[START INFORMATION SUPPLIED]
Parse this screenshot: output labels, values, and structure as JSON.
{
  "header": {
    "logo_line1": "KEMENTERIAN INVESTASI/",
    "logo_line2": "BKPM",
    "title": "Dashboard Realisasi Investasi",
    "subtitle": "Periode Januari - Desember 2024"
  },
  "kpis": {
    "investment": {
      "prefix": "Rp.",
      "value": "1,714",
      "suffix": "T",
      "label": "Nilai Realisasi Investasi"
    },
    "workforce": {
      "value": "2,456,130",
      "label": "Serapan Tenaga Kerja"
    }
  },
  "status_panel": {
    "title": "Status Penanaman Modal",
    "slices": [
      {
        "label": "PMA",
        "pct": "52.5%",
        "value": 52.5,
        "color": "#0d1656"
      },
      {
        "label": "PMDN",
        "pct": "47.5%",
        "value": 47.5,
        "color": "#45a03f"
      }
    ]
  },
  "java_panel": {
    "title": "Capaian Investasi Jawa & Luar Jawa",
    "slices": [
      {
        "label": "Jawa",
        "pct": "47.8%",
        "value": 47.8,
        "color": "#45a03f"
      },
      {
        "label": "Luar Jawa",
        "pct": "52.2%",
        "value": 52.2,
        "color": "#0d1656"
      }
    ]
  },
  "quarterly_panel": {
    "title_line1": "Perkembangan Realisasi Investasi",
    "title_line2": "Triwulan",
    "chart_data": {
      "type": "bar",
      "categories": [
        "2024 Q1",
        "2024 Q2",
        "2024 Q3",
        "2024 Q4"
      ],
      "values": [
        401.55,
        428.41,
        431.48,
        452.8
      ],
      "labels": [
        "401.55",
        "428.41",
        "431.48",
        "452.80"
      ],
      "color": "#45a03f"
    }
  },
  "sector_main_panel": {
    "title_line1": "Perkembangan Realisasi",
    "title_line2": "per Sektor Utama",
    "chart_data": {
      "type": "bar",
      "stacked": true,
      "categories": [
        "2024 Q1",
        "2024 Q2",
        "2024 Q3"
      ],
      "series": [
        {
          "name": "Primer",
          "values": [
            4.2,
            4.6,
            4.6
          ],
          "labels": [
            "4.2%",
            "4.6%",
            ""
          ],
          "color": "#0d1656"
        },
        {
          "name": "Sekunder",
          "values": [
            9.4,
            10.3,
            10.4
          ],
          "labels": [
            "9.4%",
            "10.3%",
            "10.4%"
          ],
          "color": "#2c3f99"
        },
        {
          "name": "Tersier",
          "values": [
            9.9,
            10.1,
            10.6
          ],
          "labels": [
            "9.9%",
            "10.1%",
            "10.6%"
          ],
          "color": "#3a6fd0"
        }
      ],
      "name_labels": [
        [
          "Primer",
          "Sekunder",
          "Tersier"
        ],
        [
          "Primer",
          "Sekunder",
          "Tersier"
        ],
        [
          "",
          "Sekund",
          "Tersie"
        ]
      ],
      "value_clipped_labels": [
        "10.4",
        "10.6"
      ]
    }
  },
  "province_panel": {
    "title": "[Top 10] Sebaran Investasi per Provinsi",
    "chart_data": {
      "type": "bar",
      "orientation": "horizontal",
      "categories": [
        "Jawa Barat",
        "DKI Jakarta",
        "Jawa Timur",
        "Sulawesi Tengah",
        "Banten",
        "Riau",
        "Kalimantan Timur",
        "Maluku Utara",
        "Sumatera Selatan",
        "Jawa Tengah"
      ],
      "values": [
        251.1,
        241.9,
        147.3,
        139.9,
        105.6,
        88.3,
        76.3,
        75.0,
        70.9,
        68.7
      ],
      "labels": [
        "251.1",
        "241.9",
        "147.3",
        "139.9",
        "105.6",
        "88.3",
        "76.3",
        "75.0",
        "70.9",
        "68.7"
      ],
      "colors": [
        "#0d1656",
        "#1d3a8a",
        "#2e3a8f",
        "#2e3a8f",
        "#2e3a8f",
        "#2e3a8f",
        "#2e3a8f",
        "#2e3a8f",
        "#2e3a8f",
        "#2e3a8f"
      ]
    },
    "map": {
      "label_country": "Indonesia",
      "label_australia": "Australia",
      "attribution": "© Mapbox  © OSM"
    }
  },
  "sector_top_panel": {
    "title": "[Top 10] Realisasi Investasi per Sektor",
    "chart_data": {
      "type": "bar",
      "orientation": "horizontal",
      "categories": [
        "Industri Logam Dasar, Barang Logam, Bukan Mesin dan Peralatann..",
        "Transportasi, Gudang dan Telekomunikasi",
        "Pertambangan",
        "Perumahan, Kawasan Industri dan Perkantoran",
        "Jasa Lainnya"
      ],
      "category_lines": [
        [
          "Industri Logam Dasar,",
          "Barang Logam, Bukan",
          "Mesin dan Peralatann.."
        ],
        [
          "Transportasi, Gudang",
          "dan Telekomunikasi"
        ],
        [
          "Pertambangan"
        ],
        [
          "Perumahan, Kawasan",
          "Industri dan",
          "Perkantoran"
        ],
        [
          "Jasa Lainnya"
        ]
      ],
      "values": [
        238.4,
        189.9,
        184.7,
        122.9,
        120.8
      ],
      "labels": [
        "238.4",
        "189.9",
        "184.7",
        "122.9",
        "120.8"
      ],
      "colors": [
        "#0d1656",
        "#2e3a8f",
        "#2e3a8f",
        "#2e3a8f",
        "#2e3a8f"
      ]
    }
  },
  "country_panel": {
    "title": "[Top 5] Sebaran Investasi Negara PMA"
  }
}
[END INFORMATION SUPPLIED]
- **WHAT IS BEING ASKED**
Exact output of every entry is required.

- **FULL SOLUTION**
Parse this screenshot: output labels, values, and structure as JSON.
{
  "header": {
    "logo_line1": "KEMENTERIAN INVESTASI/",
    "logo_line2": "BKPM",
    "title": "Dashboard Realisasi Investasi",
    "subtitle": "Periode Januari - Desember 2024"
  },
  "kpis": {
    "investment": {
      "prefix": "Rp.",
      "value": "1,714",
      "suffix": "T",
      "label": "Nilai Realisasi Investasi"
    },
    "workforce": {
      "value": "2,456,130",
      "label": "Serapan Tenaga Kerja"
    }
  },
  "status_panel": {
    "title": "Status Penanaman Modal",
    "slices": [
      {
        "label": "PMA",
        "pct": "52.5%",
        "value": 52.5,
        "color": "#0d1656"
      },
      {
        "label": "PMDN",
        "pct": "47.5%",
        "value": 47.5,
        "color": "#45a03f"
      }
    ]
  },
  "java_panel": {
    "title": "Capaian Investasi Jawa & Luar Jawa",
    "slices": [
      {
        "label": "Jawa",
        "pct": "47.8%",
        "value": 47.8,
        "color": "#45a03f"
      },
      {
        "label": "Luar Jawa",
        "pct": "52.2%",
        "value": 52.2,
        "color": "#0d1656"
      }
    ]
  },
  "quarterly_panel": {
    "title_line1": "Perkembangan Realisasi Investasi",
    "title_line2": "Triwulan",
    "chart_data": {
      "type": "bar",
      "categories": [
        "2024 Q1",
        "2024 Q2",
        "2024 Q3",
        "2024 Q4"
      ],
      "values": [
        401.55,
        428.41,
        431.48,
        452.8
      ],
      "labels": [
        "401.55",
        "428.41",
        "431.48",
        "452.80"
      ],
      "color": "#45a03f"
    }
  },
  "sector_main_panel": {
    "title_line1": "Perkembangan Realisasi",
    "title_line2": "per Sektor Utama",
    "chart_data": {
      "type": "bar",
      "stacked": true,
      "categories": [
        "2024 Q1",
        "2024 Q2",
        "2024 Q3"
      ],
      "series": [
        {
          "name": "Primer",
          "values": [
            4.2,
            4.6,
            4.6
          ],
          "labels": [
            "4.2%",
            "4.6%",
            ""
          ],
          "color": "#0d1656"
        },
        {
          "name": "Sekunder",
          "values": [
            9.4,
            10.3,
            10.4
          ],
          "labels": [
            "9.4%",
            "10.3%",
            "10.4%"
          ],
          "color": "#2c3f99"
        },
        {
          "name": "Tersier",
          "values": [
            9.9,
            10.1,
            10.6
          ],
          "labels": [
            "9.9%",
            "10.1%",
            "10.6%"
          ],
          "color": "#3a6fd0"
        }
      ],
      "name_labels": [
        [
          "Primer",
          "Sekunder",
          "Tersier"
        ],
        [
          "Primer",
          "Sekunder",
          "Tersier"
        ],
        [
          "",
          "Sekund",
          "Tersie"
        ]
      ],
      "value_clipped_labels": [
        "10.4",
        "10.6"
      ]
    }
  },
  "province_panel": {
    "title": "[Top 10] Sebaran Investasi per Provinsi",
    "chart_data": {
      "type": "bar",
      "orientation": "horizontal",
      "categories": [
        "Jawa Barat",
        "DKI Jakarta",
        "Jawa Timur",
        "Sulawesi Tengah",
        "Banten",
        "Riau",
        "Kalimantan Timur",
        "Maluku Utara",
        "Sumatera Selatan",
        "Jawa Tengah"
      ],
      "values": [
        251.1,
        241.9,
        147.3,
        139.9,
        105.6,
        88.3,
        76.3,
        75.0,
        70.9,
        68.7
      ],
      "labels": [
        "251.1",
        "241.9",
        "147.3",
        "139.9",
        "105.6",
        "88.3",
        "76.3",
        "75.0",
        "70.9",
        "68.7"
      ],
      "colors": [
        "#0d1656",
        "#1d3a8a",
        "#2e3a8f",
        "#2e3a8f",
        "#2e3a8f",
        "#2e3a8f",
        "#2e3a8f",
        "#2e3a8f",
        "#2e3a8f",
        "#2e3a8f"
      ]
    },
    "map": {
      "label_country": "Indonesia",
      "label_australia": "Australia",
      "attribution": "© Mapbox  © OSM"
    }
  },
  "sector_top_panel": {
    "title": "[Top 10] Realisasi Investasi per Sektor",
    "chart_data": {
      "type": "bar",
      "orientation": "horizontal",
      "categories": [
        "Industri Logam Dasar, Barang Logam, Bukan Mesin dan Peralatann..",
        "Transportasi, Gudang dan Telekomunikasi",
        "Pertambangan",
        "Perumahan, Kawasan Industri dan Perkantoran",
        "Jasa Lainnya"
      ],
      "category_lines": [
        [
          "Industri Logam Dasar,",
          "Barang Logam, Bukan",
          "Mesin dan Peralatann.."
        ],
        [
          "Transportasi, Gudang",
          "dan Telekomunikasi"
        ],
        [
          "Pertambangan"
        ],
        [
          "Perumahan, Kawasan",
          "Industri dan",
          "Perkantoran"
        ],
        [
          "Jasa Lainnya"
        ]
      ],
      "values": [
        238.4,
        189.9,
        184.7,
        122.9,
        120.8
      ],
      "labels": [
        "238.4",
        "189.9",
        "184.7",
        "122.9",
        "120.8"
      ],
      "colors": [
        "#0d1656",
        "#2e3a8f",
        "#2e3a8f",
        "#2e3a8f",
        "#2e3a8f"
      ]
    }
  },
  "country_panel": {
    "title": "[Top 5] Sebaran Investasi Negara PMA"
  }
}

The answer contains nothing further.